>> Start

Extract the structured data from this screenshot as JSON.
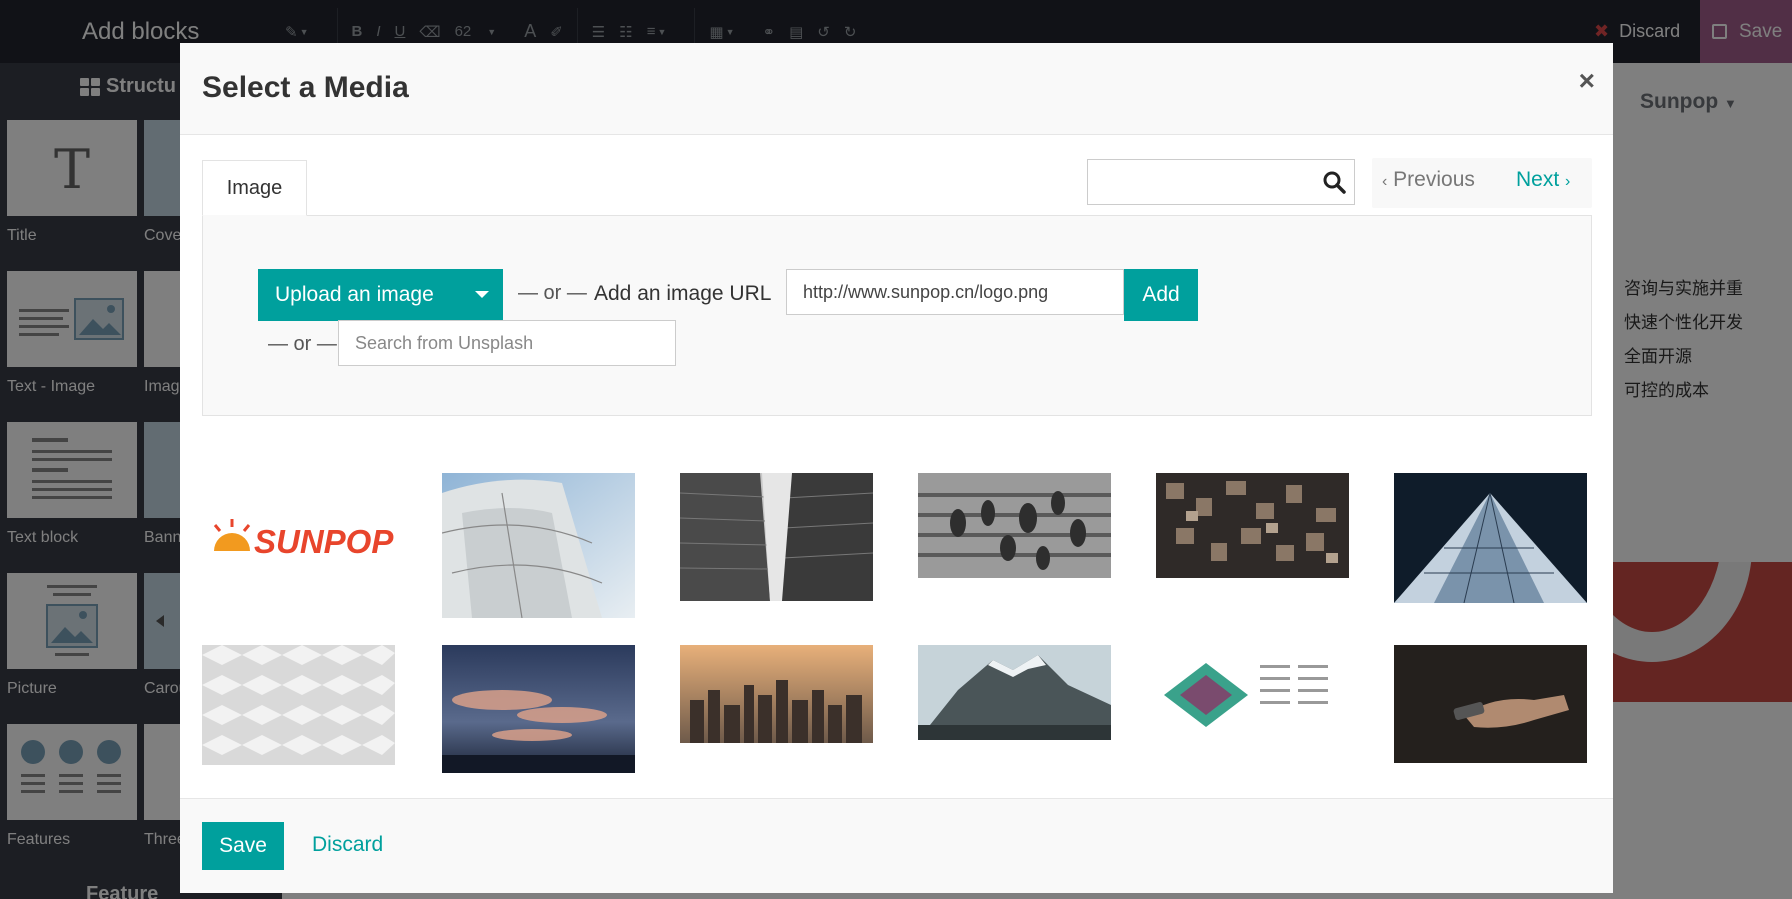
{
  "editor": {
    "sidebar_title": "Add blocks",
    "structure_label": "Structu",
    "feature_label": "Feature",
    "font_size": "62",
    "discard_label": "Discard",
    "save_label": "Save",
    "snippets": [
      {
        "label": "Title"
      },
      {
        "label": "Cove"
      },
      {
        "label": "Text - Image"
      },
      {
        "label": "Imag"
      },
      {
        "label": "Text block"
      },
      {
        "label": "Bann"
      },
      {
        "label": "Picture"
      },
      {
        "label": "Carou"
      },
      {
        "label": "Features"
      },
      {
        "label": "Three"
      }
    ]
  },
  "background_page": {
    "brand_menu": "Sunpop",
    "items": [
      "咨询与实施并重",
      "快速个性化开发",
      "全面开源",
      "可控的成本"
    ]
  },
  "modal": {
    "title": "Select a Media",
    "close_symbol": "×",
    "tab_label": "Image",
    "search_placeholder": "",
    "pager_prev": "Previous",
    "pager_next": "Next",
    "upload_label": "Upload an image",
    "or_text": "— or —",
    "url_label": "Add an image URL",
    "url_value": "http://www.sunpop.cn/logo.png",
    "add_label": "Add",
    "unsplash_placeholder": "Search from Unsplash",
    "images": [
      {
        "name": "sunpop-logo",
        "text": "SUNPOP"
      },
      {
        "name": "sail-sky"
      },
      {
        "name": "building-bw"
      },
      {
        "name": "crowd-stairs"
      },
      {
        "name": "type-blocks"
      },
      {
        "name": "glass-skyscraper"
      },
      {
        "name": "white-facade"
      },
      {
        "name": "sunset-clouds"
      },
      {
        "name": "city-skyline"
      },
      {
        "name": "mountain"
      },
      {
        "name": "diagram-graphic"
      },
      {
        "name": "hand-phone"
      }
    ],
    "save_label": "Save",
    "discard_label": "Discard"
  }
}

>> End

Write out all the entries word for word, but skip any images.

§ The response:
Extract the structured data from this screenshot as JSON.
{
  "editor": {
    "sidebar_title": "Add blocks",
    "structure_label": "Structu",
    "feature_label": "Feature",
    "font_size": "62",
    "discard_label": "Discard",
    "save_label": "Save",
    "snippets": [
      {
        "label": "Title"
      },
      {
        "label": "Cove"
      },
      {
        "label": "Text - Image"
      },
      {
        "label": "Imag"
      },
      {
        "label": "Text block"
      },
      {
        "label": "Bann"
      },
      {
        "label": "Picture"
      },
      {
        "label": "Carou"
      },
      {
        "label": "Features"
      },
      {
        "label": "Three"
      }
    ]
  },
  "background_page": {
    "brand_menu": "Sunpop",
    "items": [
      "咨询与实施并重",
      "快速个性化开发",
      "全面开源",
      "可控的成本"
    ]
  },
  "modal": {
    "title": "Select a Media",
    "close_symbol": "×",
    "tab_label": "Image",
    "search_placeholder": "",
    "pager_prev": "Previous",
    "pager_next": "Next",
    "upload_label": "Upload an image",
    "or_text": "— or —",
    "url_label": "Add an image URL",
    "url_value": "http://www.sunpop.cn/logo.png",
    "add_label": "Add",
    "unsplash_placeholder": "Search from Unsplash",
    "images": [
      {
        "name": "sunpop-logo",
        "text": "SUNPOP"
      },
      {
        "name": "sail-sky"
      },
      {
        "name": "building-bw"
      },
      {
        "name": "crowd-stairs"
      },
      {
        "name": "type-blocks"
      },
      {
        "name": "glass-skyscraper"
      },
      {
        "name": "white-facade"
      },
      {
        "name": "sunset-clouds"
      },
      {
        "name": "city-skyline"
      },
      {
        "name": "mountain"
      },
      {
        "name": "diagram-graphic"
      },
      {
        "name": "hand-phone"
      }
    ],
    "save_label": "Save",
    "discard_label": "Discard"
  }
}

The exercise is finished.